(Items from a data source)
—————
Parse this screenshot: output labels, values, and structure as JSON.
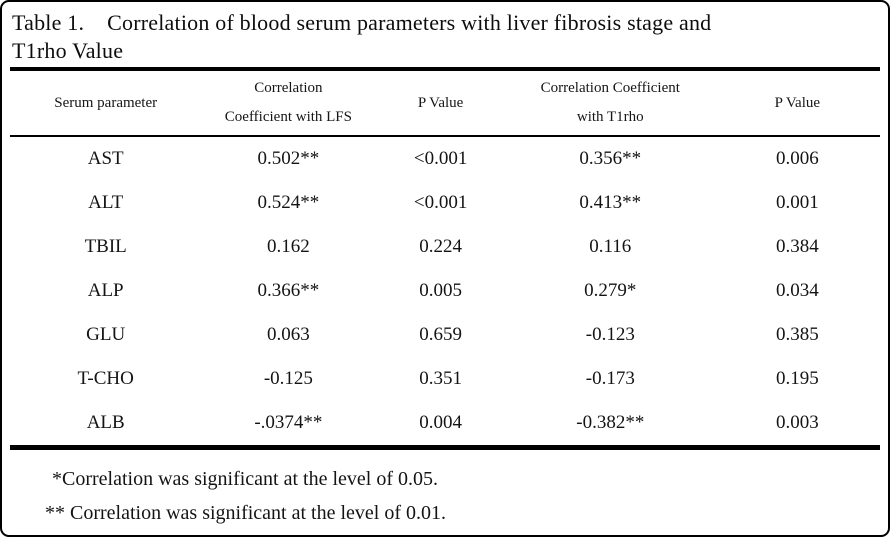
{
  "title": {
    "number": "Table 1.",
    "line1_rest": "Correlation of blood serum parameters with liver fibrosis stage and",
    "line2": "T1rho Value"
  },
  "table": {
    "headers": [
      {
        "line1": "Serum parameter",
        "line2": ""
      },
      {
        "line1": "Correlation",
        "line2": "Coefficient with LFS"
      },
      {
        "line1": "P Value",
        "line2": ""
      },
      {
        "line1": "Correlation Coefficient",
        "line2": "with T1rho"
      },
      {
        "line1": "P Value",
        "line2": ""
      }
    ],
    "rows": [
      [
        "AST",
        "0.502**",
        "<0.001",
        "0.356**",
        "0.006"
      ],
      [
        "ALT",
        "0.524**",
        "<0.001",
        "0.413**",
        "0.001"
      ],
      [
        "TBIL",
        "0.162",
        "0.224",
        "0.116",
        "0.384"
      ],
      [
        "ALP",
        "0.366**",
        "0.005",
        "0.279*",
        "0.034"
      ],
      [
        "GLU",
        "0.063",
        "0.659",
        "-0.123",
        "0.385"
      ],
      [
        "T-CHO",
        "-0.125",
        "0.351",
        "-0.173",
        "0.195"
      ],
      [
        "ALB",
        "-.0374**",
        "0.004",
        "-0.382**",
        "0.003"
      ]
    ]
  },
  "footnotes": [
    "*Correlation was significant at the level of 0.05.",
    "** Correlation was significant at the level of 0.01."
  ]
}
—————
> _GOAL_
Copy out all of the material exactly as written, without its pictures.

> _OUTPUT FOR THIS TASK_
Parse this screenshot: output labels, values, and structure as JSON.
{
  "title": {
    "number": "Table 1.",
    "line1_rest": "Correlation of blood serum parameters with liver fibrosis stage and",
    "line2": "T1rho Value"
  },
  "table": {
    "headers": [
      {
        "line1": "Serum parameter",
        "line2": ""
      },
      {
        "line1": "Correlation",
        "line2": "Coefficient with LFS"
      },
      {
        "line1": "P Value",
        "line2": ""
      },
      {
        "line1": "Correlation Coefficient",
        "line2": "with T1rho"
      },
      {
        "line1": "P Value",
        "line2": ""
      }
    ],
    "rows": [
      [
        "AST",
        "0.502**",
        "<0.001",
        "0.356**",
        "0.006"
      ],
      [
        "ALT",
        "0.524**",
        "<0.001",
        "0.413**",
        "0.001"
      ],
      [
        "TBIL",
        "0.162",
        "0.224",
        "0.116",
        "0.384"
      ],
      [
        "ALP",
        "0.366**",
        "0.005",
        "0.279*",
        "0.034"
      ],
      [
        "GLU",
        "0.063",
        "0.659",
        "-0.123",
        "0.385"
      ],
      [
        "T-CHO",
        "-0.125",
        "0.351",
        "-0.173",
        "0.195"
      ],
      [
        "ALB",
        "-.0374**",
        "0.004",
        "-0.382**",
        "0.003"
      ]
    ]
  },
  "footnotes": [
    "*Correlation was significant at the level of 0.05.",
    "** Correlation was significant at the level of 0.01."
  ]
}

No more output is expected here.